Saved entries
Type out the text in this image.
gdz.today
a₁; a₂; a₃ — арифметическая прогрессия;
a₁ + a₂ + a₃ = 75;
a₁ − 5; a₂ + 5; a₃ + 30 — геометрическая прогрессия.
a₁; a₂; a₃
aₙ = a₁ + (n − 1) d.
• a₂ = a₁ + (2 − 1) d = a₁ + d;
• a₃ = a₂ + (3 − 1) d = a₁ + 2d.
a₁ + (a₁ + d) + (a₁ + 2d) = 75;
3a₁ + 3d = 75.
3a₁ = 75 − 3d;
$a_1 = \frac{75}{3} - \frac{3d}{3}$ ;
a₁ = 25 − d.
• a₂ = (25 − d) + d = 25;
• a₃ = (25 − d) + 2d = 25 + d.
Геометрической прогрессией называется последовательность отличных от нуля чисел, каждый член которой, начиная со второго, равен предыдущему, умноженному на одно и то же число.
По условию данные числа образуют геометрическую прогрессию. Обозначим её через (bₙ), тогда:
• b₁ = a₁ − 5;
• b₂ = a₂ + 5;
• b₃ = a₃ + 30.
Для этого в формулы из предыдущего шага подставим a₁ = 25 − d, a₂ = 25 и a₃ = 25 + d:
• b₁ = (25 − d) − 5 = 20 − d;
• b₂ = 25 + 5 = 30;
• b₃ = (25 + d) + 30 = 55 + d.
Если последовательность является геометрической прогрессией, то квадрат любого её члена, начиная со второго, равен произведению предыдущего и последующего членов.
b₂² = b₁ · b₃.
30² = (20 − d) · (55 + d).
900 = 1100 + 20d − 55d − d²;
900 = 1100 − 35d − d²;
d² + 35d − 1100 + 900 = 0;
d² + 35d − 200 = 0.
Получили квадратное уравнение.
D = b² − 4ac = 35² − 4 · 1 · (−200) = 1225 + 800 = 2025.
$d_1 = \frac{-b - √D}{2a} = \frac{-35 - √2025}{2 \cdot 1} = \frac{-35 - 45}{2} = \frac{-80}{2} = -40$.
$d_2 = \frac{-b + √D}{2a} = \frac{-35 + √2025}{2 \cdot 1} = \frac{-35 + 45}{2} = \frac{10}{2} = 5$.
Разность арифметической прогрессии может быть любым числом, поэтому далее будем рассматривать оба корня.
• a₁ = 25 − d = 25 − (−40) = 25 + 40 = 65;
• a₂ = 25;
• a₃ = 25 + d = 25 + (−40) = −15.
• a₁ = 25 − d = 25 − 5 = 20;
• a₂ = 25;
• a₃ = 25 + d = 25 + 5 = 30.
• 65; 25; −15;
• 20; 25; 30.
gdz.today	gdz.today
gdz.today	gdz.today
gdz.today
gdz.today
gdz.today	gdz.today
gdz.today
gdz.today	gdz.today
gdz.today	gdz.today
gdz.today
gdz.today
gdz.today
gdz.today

Work required ->
Restate each entry exactly, skipping none.

Exercise response ->
Type out the text in this image.
gdz.today
a₁; a₂; a₃ — арифметическая прогрессия;
a₁ + a₂ + a₃ = 75;
a₁ − 5; a₂ + 5; a₃ + 30 — геометрическая прогрессия.
a₁; a₂; a₃
aₙ = a₁ + (n − 1) d.
• a₂ = a₁ + (2 − 1) d = a₁ + d;
• a₃ = a₂ + (3 − 1) d = a₁ + 2d.
a₁ + (a₁ + d) + (a₁ + 2d) = 75;
3a₁ + 3d = 75.
3a₁ = 75 − 3d;
$a_1 = \frac{75}{3} - \frac{3d}{3}$ ;
a₁ = 25 − d.
• a₂ = (25 − d) + d = 25;
• a₃ = (25 − d) + 2d = 25 + d.
Геометрической прогрессией называется последовательность отличных от нуля чисел, каждый член которой, начиная со второго, равен предыдущему, умноженному на одно и то же число.
По условию данные числа образуют геометрическую прогрессию. Обозначим её через (bₙ), тогда:
• b₁ = a₁ − 5;
• b₂ = a₂ + 5;
• b₃ = a₃ + 30.
Для этого в формулы из предыдущего шага подставим a₁ = 25 − d, a₂ = 25 и a₃ = 25 + d:
• b₁ = (25 − d) − 5 = 20 − d;
• b₂ = 25 + 5 = 30;
• b₃ = (25 + d) + 30 = 55 + d.
Если последовательность является геометрической прогрессией, то квадрат любого её члена, начиная со второго, равен произведению предыдущего и последующего членов.
b₂² = b₁ · b₃.
30² = (20 − d) · (55 + d).
900 = 1100 + 20d − 55d − d²;
900 = 1100 − 35d − d²;
d² + 35d − 1100 + 900 = 0;
d² + 35d − 200 = 0.
Получили квадратное уравнение.
D = b² − 4ac = 35² − 4 · 1 · (−200) = 1225 + 800 = 2025.
$d_1 = \frac{-b - √D}{2a} = \frac{-35 - √2025}{2 \cdot 1} = \frac{-35 - 45}{2} = \frac{-80}{2} = -40$.
$d_2 = \frac{-b + √D}{2a} = \frac{-35 + √2025}{2 \cdot 1} = \frac{-35 + 45}{2} = \frac{10}{2} = 5$.
Разность арифметической прогрессии может быть любым числом, поэтому далее будем рассматривать оба корня.
• a₁ = 25 − d = 25 − (−40) = 25 + 40 = 65;
• a₂ = 25;
• a₃ = 25 + d = 25 + (−40) = −15.
• a₁ = 25 − d = 25 − 5 = 20;
• a₂ = 25;
• a₃ = 25 + d = 25 + 5 = 30.
• 65; 25; −15;
• 20; 25; 30.
gdz.today	gdz.today
gdz.today	gdz.today
gdz.today
gdz.today
gdz.today	gdz.today
gdz.today
gdz.today	gdz.today
gdz.today	gdz.today
gdz.today
gdz.today
gdz.today
gdz.today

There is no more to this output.